### Document source
※

Photographie et mémoire

Photographie et mémoire
Le blog de la NRF | Publié le : 23/12/2022

Je n’avais jamais lu Sur la photographie de Susan Sontag : l’oubli est désormais réparé. L’oubli, c’est justement le problème que pose la lecture des essais, par rapport à celle des romans. On se souvient encore, des années après la lecture d’un roman, de quantité de choses, mais un essai qu’on rouvre, même si toutes les pages soulignées au crayon ne peuvent pas mentir et qu’il est certain qu’on l’a bien lu, on ne se rappelle jamais rien, ou d’une idée ou deux, seulement : à se demander, presque, si les idées sont bien notre élément naturel. Il subsiste cependant un charme, le charme de l’essai : la certitude qu’on a passé un bon moment, qu’on était bien, avec ce livre, et son crayon – il ne sont pas si courants, les essais qu’on termine.

※

### Entrées fournies
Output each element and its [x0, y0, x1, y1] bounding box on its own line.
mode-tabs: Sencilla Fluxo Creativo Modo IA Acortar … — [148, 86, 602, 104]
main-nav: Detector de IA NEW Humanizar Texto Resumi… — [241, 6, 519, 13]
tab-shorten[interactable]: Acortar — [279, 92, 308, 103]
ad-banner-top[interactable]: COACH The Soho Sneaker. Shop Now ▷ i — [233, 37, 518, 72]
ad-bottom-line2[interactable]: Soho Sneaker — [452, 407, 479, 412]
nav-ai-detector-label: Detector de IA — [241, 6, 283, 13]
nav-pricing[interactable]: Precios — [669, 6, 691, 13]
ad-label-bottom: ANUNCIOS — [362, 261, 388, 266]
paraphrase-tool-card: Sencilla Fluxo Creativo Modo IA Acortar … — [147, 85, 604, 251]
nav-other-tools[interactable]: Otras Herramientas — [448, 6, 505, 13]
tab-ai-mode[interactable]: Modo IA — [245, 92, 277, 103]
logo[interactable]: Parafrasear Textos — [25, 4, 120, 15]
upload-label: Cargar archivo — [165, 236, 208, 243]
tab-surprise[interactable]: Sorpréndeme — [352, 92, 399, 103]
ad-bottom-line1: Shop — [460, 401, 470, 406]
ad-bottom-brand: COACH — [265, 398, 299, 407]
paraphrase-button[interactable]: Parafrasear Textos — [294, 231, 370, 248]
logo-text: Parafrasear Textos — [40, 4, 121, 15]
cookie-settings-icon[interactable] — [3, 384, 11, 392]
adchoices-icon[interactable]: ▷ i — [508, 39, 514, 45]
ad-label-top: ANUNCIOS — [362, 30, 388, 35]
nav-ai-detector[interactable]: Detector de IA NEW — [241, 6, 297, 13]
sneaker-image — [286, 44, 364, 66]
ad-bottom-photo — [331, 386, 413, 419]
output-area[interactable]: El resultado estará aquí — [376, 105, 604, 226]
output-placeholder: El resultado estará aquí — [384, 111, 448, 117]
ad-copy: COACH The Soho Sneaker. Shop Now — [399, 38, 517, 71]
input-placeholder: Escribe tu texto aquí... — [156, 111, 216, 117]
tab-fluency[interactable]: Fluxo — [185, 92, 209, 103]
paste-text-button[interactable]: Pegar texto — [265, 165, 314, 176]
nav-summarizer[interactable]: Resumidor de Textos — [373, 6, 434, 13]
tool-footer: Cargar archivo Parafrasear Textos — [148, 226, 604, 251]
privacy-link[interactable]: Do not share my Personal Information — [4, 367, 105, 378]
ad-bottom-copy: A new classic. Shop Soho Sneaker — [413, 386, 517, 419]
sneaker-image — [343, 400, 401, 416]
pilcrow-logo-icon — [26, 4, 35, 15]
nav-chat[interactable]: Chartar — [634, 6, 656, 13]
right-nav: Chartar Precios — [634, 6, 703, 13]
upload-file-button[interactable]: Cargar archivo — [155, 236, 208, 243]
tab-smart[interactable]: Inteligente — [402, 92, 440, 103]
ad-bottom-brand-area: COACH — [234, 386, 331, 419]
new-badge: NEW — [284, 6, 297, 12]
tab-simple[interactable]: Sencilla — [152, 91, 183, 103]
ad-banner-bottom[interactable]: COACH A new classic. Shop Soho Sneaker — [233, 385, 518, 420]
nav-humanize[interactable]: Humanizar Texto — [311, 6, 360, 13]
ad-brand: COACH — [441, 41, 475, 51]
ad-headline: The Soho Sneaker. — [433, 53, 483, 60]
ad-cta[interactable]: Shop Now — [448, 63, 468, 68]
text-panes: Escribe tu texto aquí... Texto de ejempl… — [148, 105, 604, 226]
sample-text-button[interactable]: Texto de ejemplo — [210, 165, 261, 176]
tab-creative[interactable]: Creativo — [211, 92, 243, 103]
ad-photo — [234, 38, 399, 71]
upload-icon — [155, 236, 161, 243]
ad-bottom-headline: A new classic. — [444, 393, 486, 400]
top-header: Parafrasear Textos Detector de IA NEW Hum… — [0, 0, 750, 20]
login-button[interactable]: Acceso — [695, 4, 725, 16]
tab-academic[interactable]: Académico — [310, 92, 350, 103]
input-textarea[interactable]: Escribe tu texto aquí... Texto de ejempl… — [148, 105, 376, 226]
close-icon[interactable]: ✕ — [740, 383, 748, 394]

※

### Consignes
1. Recopiez sans rien changer les lignes des entrées, du début des entrées jusqu'à la ligne contenant « ad-bottom-line2[interactable]: Soho Sneaker », celle-ci comprise.
2. Prolongez le texte sur la photographie et la mémoire à partir de sa dernière phrase.

### Réponses rédigées
1.
Output each element and its [x0, y0, x1, y1] bounding box on its own line.
mode-tabs: Sencilla Fluxo Creativo Modo IA Acortar … — [148, 86, 602, 104]
main-nav: Detector de IA NEW Humanizar Texto Resumi… — [241, 6, 519, 13]
tab-shorten[interactable]: Acortar — [279, 92, 308, 103]
ad-banner-top[interactable]: COACH The Soho Sneaker. Shop Now ▷ i — [233, 37, 518, 72]
ad-bottom-line2[interactable]: Soho Sneaker — [452, 407, 479, 412]

2.
Qu’est-ce que je retiens, alors, de cet essai ? Que la photographie nous passionne anormalement car c’est le seul art — si j’excepte le jeu vidéo — dont on maîtrise, la totalité de l’histoire. On sait quand la photographie est apparue, on voit à peu près où elle va, et ses problématiques contemporaines, à la différence de celles des autres arts, nous sont absolument familières : car c’est un art qu’on pratique. Et dont on connaît, intuitivement, la force et les limites. Sa force, c’est qu’il n’existe pas d’autre pratique à laquelle nous remettons aussi spontanément de figurer les grands moments de notre vie. Tout le monde ne tient pas de journal intime, peu de gens dessinent ou composent des chansons, mais quand, par exemple, un enfant naît, la photographe sera inévitablement le premier art qui se penchera sur lui.

La photographie, et ce depuis son origine, aura toujours été un art de masse, un art intrinsèquement industriel. Il n’y a pas d’état de grâce, pour la photographie. Elle n’est pas récupérée, sur le tard, par le système capitaliste, c’est le système capitaliste lui-même qui accède à travers elle au stage au stade ? de la fabrication industrielle de l’image. C’est en cela, peut-être, le plus dialectique de tous les arts, celui qui n’existe que dans la négation de lui-même, puis qui reconquiert ce qu’il a perdu, avant de le reperdre encore.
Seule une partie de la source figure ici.